__Task__
Look through the records below and give the number of lines holding the string "label", nothing more.

__Data for processing__
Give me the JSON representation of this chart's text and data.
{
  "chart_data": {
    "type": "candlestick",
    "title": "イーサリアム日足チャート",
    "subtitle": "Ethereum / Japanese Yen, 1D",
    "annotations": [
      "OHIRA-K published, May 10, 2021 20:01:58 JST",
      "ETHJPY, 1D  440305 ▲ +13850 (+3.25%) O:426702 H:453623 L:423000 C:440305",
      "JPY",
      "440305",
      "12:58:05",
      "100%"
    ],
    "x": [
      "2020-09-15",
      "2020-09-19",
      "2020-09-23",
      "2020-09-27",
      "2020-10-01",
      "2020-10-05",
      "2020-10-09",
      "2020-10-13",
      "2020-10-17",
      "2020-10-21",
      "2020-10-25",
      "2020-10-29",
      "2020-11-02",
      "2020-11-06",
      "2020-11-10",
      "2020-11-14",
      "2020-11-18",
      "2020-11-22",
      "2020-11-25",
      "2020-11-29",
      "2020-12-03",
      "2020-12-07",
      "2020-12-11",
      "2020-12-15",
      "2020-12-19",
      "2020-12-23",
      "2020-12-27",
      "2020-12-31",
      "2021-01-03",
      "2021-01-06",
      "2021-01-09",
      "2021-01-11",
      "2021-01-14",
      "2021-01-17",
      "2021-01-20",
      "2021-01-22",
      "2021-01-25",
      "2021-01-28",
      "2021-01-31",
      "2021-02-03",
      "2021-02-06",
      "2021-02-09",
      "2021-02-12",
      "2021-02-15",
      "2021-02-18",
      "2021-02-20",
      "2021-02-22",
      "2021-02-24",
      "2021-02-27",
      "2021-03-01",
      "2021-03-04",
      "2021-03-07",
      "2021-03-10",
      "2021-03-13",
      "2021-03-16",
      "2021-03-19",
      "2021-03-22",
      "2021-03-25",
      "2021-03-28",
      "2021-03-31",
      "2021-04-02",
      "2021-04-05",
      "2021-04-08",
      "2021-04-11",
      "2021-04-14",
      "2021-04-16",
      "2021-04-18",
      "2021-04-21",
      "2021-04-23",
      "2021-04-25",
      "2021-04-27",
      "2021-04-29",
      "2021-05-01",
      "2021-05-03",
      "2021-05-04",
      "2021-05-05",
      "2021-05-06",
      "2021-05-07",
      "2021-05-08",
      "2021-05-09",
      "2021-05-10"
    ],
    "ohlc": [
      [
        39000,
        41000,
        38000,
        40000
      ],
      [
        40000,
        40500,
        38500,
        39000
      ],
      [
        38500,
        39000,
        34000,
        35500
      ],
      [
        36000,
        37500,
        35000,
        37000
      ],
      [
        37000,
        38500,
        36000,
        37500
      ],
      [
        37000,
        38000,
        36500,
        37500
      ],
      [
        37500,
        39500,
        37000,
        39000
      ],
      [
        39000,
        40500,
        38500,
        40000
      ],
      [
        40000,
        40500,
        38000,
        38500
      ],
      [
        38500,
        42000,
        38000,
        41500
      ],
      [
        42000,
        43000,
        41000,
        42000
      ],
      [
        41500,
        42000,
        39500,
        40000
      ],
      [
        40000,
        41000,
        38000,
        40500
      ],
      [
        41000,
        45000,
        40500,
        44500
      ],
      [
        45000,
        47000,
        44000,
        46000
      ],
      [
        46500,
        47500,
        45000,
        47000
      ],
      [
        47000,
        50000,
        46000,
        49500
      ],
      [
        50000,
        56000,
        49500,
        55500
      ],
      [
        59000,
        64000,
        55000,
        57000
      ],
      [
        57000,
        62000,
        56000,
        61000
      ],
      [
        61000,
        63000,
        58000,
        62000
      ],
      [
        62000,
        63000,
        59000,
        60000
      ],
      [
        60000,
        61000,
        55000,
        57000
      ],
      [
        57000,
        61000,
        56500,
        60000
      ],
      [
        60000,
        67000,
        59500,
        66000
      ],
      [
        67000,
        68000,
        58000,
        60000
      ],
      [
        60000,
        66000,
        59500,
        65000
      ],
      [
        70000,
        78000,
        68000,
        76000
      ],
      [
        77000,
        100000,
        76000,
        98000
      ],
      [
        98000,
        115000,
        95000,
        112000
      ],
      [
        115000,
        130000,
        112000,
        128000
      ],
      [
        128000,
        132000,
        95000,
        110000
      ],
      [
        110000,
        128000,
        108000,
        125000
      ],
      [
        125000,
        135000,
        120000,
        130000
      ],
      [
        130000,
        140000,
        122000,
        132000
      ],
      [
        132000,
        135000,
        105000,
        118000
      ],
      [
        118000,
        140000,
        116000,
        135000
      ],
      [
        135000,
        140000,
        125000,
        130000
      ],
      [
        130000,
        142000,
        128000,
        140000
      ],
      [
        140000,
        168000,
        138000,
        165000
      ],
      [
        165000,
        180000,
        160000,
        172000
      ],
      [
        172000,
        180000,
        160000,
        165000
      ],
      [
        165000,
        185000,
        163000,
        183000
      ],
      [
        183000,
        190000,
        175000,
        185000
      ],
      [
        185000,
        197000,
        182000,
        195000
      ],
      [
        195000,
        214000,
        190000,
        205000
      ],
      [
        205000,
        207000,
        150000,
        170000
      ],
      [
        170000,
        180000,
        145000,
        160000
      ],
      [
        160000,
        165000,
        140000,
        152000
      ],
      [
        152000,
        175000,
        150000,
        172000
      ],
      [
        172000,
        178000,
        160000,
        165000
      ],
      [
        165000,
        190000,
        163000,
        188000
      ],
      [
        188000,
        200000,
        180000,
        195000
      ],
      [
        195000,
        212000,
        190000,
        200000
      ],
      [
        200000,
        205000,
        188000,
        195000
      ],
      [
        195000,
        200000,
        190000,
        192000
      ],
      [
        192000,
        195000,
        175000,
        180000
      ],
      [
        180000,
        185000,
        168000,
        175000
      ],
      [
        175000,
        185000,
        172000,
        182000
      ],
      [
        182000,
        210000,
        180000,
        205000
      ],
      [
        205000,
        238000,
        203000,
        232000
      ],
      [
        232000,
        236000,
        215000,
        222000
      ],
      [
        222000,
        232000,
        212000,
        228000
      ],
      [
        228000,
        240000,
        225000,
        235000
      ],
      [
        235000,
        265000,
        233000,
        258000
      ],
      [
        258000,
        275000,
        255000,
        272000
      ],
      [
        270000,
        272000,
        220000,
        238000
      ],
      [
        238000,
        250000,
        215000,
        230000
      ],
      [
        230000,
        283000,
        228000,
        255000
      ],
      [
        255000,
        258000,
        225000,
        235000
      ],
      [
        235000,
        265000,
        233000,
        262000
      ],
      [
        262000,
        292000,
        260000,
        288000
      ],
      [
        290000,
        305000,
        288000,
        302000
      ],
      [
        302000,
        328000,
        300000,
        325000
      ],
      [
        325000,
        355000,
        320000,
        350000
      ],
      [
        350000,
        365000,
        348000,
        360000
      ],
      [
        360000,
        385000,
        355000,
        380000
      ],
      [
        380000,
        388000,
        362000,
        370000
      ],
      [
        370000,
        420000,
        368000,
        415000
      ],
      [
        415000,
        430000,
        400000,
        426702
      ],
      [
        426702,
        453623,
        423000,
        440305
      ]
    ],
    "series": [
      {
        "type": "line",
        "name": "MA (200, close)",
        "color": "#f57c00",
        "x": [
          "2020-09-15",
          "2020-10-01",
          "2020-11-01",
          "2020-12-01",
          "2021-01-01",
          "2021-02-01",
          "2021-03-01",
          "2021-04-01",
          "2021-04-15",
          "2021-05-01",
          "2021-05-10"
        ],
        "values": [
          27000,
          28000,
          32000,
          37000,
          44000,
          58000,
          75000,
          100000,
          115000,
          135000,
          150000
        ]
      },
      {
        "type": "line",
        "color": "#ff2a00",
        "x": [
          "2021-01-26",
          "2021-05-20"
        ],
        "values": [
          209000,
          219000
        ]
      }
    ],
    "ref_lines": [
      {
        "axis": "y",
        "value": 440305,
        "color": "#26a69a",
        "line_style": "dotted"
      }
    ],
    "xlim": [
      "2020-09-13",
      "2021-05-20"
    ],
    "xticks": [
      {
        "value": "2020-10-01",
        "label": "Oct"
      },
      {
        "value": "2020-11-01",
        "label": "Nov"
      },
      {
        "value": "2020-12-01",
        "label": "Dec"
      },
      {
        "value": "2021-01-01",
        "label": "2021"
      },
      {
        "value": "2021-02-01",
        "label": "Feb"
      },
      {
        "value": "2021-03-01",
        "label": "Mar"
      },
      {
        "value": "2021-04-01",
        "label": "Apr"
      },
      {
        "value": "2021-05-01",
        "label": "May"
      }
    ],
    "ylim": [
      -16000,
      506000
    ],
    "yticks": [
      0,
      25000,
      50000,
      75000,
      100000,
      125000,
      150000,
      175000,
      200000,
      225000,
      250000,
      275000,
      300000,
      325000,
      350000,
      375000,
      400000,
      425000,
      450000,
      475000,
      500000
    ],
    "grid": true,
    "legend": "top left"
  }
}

__Correct answer__
8